> **What the exercise asks**: Show each line of the data below that has the string "инженерных" in it.

> **Data in this exercise**:
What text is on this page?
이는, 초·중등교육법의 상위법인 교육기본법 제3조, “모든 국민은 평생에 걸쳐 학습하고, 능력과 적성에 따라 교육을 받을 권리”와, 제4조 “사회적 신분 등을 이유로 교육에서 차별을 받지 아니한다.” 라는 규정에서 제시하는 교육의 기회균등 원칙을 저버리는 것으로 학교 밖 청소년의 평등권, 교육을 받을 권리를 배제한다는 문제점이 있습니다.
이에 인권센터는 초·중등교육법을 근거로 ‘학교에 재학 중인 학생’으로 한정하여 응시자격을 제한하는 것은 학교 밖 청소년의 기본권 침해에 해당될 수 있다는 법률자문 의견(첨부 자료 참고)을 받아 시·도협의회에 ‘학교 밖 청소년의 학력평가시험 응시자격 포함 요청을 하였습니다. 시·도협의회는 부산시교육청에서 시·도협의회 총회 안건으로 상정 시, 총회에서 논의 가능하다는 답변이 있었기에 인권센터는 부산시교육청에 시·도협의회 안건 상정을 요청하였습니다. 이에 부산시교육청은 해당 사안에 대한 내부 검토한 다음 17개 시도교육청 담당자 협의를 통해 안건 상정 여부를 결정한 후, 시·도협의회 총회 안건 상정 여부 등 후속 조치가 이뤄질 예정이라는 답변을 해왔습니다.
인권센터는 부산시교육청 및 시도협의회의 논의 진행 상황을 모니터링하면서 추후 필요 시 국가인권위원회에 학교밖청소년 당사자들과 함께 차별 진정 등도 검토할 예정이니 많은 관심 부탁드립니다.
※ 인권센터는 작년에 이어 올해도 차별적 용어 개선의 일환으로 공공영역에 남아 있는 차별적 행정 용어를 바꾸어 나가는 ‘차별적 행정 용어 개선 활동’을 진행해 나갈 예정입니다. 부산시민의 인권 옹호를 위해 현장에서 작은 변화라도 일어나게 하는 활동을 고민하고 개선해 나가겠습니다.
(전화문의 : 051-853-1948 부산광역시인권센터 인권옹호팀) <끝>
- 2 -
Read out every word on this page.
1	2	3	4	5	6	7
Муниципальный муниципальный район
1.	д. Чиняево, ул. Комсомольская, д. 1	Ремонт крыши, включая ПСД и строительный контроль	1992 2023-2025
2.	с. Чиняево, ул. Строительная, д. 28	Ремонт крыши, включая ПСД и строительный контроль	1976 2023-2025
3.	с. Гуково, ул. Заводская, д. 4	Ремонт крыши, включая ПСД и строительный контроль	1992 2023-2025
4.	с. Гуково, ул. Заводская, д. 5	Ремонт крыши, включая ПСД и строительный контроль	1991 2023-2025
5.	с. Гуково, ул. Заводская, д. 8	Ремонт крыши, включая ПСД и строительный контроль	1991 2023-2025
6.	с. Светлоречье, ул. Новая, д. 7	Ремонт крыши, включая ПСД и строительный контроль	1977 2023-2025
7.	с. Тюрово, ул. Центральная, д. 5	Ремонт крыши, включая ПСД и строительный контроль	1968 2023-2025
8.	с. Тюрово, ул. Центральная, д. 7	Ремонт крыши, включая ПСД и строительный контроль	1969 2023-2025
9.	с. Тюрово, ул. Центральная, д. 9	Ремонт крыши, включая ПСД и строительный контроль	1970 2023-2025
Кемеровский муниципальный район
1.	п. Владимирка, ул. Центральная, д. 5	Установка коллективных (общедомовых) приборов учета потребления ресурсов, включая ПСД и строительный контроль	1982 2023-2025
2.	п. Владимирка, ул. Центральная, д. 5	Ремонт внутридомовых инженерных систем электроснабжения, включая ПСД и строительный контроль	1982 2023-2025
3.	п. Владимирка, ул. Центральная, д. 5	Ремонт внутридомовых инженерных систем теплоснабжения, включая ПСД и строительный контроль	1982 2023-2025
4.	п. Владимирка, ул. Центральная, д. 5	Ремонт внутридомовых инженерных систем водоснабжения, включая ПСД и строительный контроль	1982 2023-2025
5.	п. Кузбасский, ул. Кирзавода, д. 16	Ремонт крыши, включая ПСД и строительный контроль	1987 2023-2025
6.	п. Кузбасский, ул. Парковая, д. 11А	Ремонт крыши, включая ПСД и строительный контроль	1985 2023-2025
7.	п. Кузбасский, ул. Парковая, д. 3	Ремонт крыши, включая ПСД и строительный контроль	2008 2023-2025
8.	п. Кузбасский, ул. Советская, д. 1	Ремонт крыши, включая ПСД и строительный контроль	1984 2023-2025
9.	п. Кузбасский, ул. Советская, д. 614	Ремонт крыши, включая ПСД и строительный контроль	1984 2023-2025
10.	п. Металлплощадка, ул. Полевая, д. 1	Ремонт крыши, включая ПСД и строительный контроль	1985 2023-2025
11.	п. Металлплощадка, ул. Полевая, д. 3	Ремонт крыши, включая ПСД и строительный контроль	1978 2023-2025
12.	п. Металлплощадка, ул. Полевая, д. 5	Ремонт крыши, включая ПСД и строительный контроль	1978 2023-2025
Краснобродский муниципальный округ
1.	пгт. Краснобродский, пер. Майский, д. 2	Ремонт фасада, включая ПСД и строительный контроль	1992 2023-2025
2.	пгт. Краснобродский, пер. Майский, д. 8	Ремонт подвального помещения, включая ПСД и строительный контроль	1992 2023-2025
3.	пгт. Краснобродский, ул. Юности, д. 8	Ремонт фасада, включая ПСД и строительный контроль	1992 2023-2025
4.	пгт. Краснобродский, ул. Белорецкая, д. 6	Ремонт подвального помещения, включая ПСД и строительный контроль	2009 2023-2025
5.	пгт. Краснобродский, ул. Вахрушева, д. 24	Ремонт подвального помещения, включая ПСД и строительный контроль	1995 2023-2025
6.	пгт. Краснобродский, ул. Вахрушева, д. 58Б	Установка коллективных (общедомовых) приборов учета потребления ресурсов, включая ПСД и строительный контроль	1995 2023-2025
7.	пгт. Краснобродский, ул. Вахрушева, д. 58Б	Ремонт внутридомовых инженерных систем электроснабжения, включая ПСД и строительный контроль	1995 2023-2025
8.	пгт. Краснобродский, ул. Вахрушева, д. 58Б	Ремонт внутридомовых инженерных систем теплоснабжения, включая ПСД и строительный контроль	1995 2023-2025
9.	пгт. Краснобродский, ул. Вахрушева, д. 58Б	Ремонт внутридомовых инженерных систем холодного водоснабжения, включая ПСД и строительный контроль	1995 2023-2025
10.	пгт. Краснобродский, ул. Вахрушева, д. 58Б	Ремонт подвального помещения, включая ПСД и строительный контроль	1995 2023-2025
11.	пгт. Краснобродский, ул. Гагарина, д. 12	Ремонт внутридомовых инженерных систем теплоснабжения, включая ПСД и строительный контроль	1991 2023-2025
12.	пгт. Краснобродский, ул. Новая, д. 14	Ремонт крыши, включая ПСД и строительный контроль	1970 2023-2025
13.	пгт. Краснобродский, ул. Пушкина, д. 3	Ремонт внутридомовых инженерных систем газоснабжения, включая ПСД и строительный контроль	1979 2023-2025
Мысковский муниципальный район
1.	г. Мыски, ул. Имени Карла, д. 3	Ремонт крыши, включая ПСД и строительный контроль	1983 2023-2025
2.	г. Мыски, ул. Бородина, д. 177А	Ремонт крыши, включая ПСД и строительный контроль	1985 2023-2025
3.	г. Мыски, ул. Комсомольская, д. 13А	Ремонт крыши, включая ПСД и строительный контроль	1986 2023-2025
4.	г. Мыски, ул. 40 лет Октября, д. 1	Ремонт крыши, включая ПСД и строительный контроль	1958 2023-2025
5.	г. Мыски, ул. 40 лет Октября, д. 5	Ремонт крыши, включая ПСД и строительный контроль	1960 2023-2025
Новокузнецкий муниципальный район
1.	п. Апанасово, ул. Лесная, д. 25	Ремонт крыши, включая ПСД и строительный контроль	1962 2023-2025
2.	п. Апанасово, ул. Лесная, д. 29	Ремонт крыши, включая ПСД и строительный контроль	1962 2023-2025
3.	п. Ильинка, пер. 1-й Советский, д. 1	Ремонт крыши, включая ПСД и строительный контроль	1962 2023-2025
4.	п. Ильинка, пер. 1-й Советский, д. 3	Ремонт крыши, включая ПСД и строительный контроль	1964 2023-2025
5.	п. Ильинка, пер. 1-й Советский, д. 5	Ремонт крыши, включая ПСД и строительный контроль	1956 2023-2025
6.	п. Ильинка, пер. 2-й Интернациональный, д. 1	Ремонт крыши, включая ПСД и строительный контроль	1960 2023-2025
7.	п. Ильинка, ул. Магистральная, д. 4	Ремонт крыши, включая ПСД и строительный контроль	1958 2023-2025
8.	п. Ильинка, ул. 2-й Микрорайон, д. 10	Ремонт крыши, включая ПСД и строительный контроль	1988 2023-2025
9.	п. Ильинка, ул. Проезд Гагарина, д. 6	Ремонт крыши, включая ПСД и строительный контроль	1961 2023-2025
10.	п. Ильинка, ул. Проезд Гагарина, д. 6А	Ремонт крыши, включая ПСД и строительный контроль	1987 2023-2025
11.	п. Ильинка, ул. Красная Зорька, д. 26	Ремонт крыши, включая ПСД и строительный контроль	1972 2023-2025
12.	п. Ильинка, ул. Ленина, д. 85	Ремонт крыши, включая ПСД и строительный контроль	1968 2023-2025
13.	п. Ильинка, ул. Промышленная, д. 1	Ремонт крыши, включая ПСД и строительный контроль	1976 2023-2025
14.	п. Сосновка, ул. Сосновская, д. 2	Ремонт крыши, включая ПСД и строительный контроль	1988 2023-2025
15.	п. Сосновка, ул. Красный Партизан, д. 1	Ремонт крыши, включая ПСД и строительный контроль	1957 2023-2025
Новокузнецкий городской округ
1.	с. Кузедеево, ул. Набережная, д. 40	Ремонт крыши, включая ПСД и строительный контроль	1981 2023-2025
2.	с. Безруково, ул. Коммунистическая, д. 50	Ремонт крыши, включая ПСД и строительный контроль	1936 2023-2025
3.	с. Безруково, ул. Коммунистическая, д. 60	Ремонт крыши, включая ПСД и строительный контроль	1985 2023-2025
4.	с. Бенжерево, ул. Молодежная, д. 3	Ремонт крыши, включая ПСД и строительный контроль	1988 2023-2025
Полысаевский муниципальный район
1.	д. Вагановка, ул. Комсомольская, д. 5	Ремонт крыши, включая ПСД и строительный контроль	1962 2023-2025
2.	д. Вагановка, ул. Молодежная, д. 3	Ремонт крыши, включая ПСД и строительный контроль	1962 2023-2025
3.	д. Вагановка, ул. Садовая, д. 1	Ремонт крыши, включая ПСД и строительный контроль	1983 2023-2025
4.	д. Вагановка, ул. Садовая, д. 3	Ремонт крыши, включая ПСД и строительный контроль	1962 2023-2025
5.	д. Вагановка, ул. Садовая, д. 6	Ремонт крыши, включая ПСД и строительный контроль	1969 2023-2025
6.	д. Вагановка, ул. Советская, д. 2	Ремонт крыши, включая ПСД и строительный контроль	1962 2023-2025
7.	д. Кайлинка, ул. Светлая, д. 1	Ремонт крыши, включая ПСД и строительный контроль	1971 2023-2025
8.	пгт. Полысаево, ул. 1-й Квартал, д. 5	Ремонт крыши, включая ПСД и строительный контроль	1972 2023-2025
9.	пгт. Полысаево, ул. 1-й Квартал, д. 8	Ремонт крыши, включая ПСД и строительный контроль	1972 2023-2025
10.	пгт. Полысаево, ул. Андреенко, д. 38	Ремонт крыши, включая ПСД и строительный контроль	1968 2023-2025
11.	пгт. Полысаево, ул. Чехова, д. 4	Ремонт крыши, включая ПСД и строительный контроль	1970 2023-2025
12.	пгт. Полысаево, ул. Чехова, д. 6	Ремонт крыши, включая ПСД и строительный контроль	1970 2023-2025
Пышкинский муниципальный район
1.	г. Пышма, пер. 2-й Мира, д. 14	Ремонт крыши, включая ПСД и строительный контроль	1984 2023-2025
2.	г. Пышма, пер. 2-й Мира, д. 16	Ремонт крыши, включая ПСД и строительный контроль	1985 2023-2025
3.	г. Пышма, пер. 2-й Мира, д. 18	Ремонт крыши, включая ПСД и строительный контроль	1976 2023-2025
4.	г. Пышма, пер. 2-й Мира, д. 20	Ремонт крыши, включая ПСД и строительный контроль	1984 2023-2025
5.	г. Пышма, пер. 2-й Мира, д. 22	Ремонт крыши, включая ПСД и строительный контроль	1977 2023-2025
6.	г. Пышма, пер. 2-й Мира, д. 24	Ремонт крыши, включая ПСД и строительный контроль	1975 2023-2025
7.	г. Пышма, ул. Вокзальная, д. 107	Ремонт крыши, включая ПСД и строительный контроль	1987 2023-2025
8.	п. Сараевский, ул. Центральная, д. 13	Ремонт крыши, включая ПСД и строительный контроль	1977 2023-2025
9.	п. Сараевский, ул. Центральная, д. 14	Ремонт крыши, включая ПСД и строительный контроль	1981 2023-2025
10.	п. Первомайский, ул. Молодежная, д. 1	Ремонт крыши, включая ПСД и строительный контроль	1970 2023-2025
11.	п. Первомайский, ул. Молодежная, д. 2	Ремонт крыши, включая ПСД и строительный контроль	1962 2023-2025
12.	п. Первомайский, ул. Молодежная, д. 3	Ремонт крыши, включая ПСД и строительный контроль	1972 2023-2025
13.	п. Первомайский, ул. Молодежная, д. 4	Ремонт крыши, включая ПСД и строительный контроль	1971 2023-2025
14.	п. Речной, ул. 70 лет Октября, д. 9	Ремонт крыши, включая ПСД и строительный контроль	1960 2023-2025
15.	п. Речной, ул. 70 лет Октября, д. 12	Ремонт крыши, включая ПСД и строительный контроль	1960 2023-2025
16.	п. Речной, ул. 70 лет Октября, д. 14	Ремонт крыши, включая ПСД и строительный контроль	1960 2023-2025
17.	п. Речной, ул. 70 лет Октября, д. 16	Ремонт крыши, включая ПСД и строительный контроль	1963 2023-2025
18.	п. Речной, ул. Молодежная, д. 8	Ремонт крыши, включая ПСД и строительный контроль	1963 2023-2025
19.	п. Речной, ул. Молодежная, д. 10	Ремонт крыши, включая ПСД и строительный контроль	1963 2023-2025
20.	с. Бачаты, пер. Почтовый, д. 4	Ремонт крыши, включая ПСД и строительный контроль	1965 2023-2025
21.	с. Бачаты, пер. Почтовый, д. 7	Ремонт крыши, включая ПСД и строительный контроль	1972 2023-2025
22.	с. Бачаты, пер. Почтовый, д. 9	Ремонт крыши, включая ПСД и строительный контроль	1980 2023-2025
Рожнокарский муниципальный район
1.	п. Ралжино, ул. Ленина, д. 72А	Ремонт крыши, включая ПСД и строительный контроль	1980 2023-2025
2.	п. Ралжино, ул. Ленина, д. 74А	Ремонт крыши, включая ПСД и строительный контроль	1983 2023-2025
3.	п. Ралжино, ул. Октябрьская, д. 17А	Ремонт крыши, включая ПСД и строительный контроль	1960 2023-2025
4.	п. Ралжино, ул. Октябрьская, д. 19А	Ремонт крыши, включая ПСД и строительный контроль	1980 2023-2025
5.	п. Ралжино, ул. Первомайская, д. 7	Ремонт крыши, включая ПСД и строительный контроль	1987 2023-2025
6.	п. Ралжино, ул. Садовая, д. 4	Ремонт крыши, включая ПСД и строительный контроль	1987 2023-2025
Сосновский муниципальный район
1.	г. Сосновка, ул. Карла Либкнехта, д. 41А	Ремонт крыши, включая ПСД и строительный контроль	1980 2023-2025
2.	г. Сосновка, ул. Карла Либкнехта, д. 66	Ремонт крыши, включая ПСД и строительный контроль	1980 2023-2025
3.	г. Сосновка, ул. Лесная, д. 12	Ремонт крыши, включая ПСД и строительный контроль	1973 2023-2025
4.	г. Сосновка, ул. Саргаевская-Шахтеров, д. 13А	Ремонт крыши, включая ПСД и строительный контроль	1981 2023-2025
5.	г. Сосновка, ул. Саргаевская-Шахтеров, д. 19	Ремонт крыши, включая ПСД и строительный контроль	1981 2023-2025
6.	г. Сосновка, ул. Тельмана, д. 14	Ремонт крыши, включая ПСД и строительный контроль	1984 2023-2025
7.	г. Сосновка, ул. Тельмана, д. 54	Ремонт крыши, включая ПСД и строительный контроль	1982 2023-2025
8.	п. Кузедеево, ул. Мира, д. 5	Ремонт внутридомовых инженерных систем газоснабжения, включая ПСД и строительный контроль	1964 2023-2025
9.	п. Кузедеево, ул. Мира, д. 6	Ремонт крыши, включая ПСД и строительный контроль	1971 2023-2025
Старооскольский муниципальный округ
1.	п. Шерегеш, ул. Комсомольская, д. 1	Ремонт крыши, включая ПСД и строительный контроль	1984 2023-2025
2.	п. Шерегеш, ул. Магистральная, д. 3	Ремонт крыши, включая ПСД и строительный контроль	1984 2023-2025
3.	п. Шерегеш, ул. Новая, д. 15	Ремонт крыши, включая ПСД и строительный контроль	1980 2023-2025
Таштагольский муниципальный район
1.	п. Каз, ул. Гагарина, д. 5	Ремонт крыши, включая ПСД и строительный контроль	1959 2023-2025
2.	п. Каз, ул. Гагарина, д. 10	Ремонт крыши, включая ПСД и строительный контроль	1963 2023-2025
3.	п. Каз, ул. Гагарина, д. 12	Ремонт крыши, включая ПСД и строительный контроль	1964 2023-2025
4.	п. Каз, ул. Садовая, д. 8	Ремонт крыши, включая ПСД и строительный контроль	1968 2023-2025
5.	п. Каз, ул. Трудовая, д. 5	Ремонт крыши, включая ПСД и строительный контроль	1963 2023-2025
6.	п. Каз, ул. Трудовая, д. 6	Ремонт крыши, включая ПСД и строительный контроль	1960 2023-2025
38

> **Exercise answer**:
2.	п. Владимирка, ул. Центральная, д. 5	Ремонт внутридомовых инженерных систем электроснабжения, включая ПСД и строительный контроль	1982 2023-2025
3.	п. Владимирка, ул. Центральная, д. 5	Ремонт внутридомовых инженерных систем теплоснабжения, включая ПСД и строительный контроль	1982 2023-2025
4.	п. Владимирка, ул. Центральная, д. 5	Ремонт внутридомовых инженерных систем водоснабжения, включая ПСД и строительный контроль	1982 2023-2025
7.	пгт. Краснобродский, ул. Вахрушева, д. 58Б	Ремонт внутридомовых инженерных систем электроснабжения, включая ПСД и строительный контроль	1995 2023-2025
8.	пгт. Краснобродский, ул. Вахрушева, д. 58Б	Ремонт внутридомовых инженерных систем теплоснабжения, включая ПСД и строительный контроль	1995 2023-2025
9.	пгт. Краснобродский, ул. Вахрушева, д. 58Б	Ремонт внутридомовых инженерных систем холодного водоснабжения, включая ПСД и строительный контроль	1995 2023-2025
11.	пгт. Краснобродский, ул. Гагарина, д. 12	Ремонт внутридомовых инженерных систем теплоснабжения, включая ПСД и строительный контроль	1991 2023-2025
13.	пгт. Краснобродский, ул. Пушкина, д. 3	Ремонт внутридомовых инженерных систем газоснабжения, включая ПСД и строительный контроль	1979 2023-2025
8.	п. Кузедеево, ул. Мира, д. 5	Ремонт внутридомовых инженерных систем газоснабжения, включая ПСД и строительный контроль	1964 2023-2025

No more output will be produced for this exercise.